**Task objective:**
Write out every entry, unchanged. Skip any picture.

**Records shown:**

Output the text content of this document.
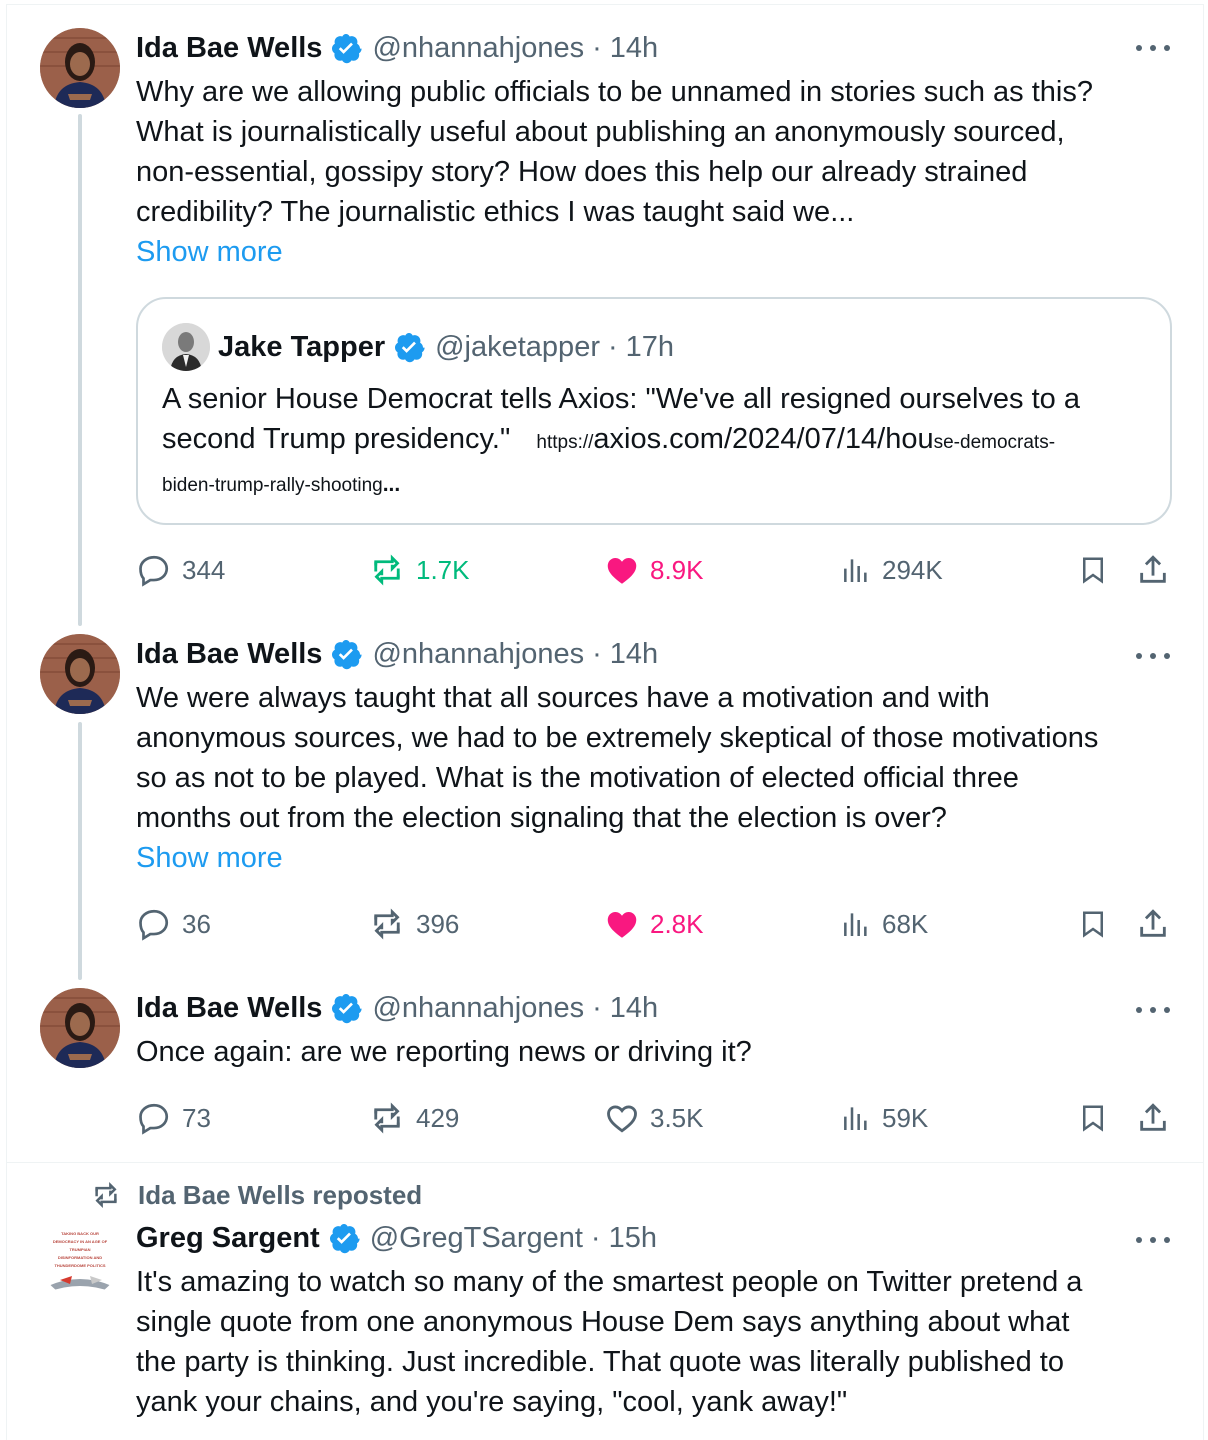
Ida Bae Wells @nhannahjones · 14h
Why are we allowing public officials to be unnamed in stories such as this?
What is journalistically useful about publishing an anonymously sourced,
non-essential, gossipy story? How does this help our already strained
credibility? The journalistic ethics I was taught said we...
Show more
Jake Tapper @jaketapper · 17h
A senior House Democrat tells Axios: "We've all resigned ourselves to a
second Trump presidency." https://axios.com/2024/07/14/house-democrats-
biden-trump-rally-shooting...
344	1.7K	8.9K	294K
Ida Bae Wells @nhannahjones · 14h
We were always taught that all sources have a motivation and with
anonymous sources, we had to be extremely skeptical of those motivations
so as not to be played. What is the motivation of elected official three
months out from the election signaling that the election is over?
Show more
36	396	2.8K	68K
Ida Bae Wells @nhannahjones · 14h
Once again: are we reporting news or driving it?
73	429	3.5K	59K
Ida Bae Wells reposted
TAKING BACK OUR DEMOCRACY IN AN AGE OF TRUMPIAN DISINFORMATION AND THUNDERDOME POLITICS
Greg Sargent @GregTSargent · 15h
It's amazing to watch so many of the smartest people on Twitter pretend a
single quote from one anonymous House Dem says anything about what
the party is thinking. Just incredible. That quote was literally published to
yank your chains, and you're saying, "cool, yank away!"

**Exercise result:**
Output the text content of this document.
Ida Bae Wells @nhannahjones · 14h
Why are we allowing public officials to be unnamed in stories such as this?
What is journalistically useful about publishing an anonymously sourced,
non-essential, gossipy story? How does this help our already strained
credibility? The journalistic ethics I was taught said we...
Show more
Jake Tapper @jaketapper · 17h
A senior House Democrat tells Axios: "We've all resigned ourselves to a
second Trump presidency." https://axios.com/2024/07/14/house-democrats-
biden-trump-rally-shooting...
344	1.7K	8.9K	294K
Ida Bae Wells @nhannahjones · 14h
We were always taught that all sources have a motivation and with
anonymous sources, we had to be extremely skeptical of those motivations
so as not to be played. What is the motivation of elected official three
months out from the election signaling that the election is over?
Show more
36	396	2.8K	68K
Ida Bae Wells @nhannahjones · 14h
Once again: are we reporting news or driving it?
73	429	3.5K	59K
Ida Bae Wells reposted
TAKING BACK OUR DEMOCRACY IN AN AGE OF TRUMPIAN DISINFORMATION AND THUNDERDOME POLITICS
Greg Sargent @GregTSargent · 15h
It's amazing to watch so many of the smartest people on Twitter pretend a
single quote from one anonymous House Dem says anything about what
the party is thinking. Just incredible. That quote was literally published to
yank your chains, and you're saying, "cool, yank away!"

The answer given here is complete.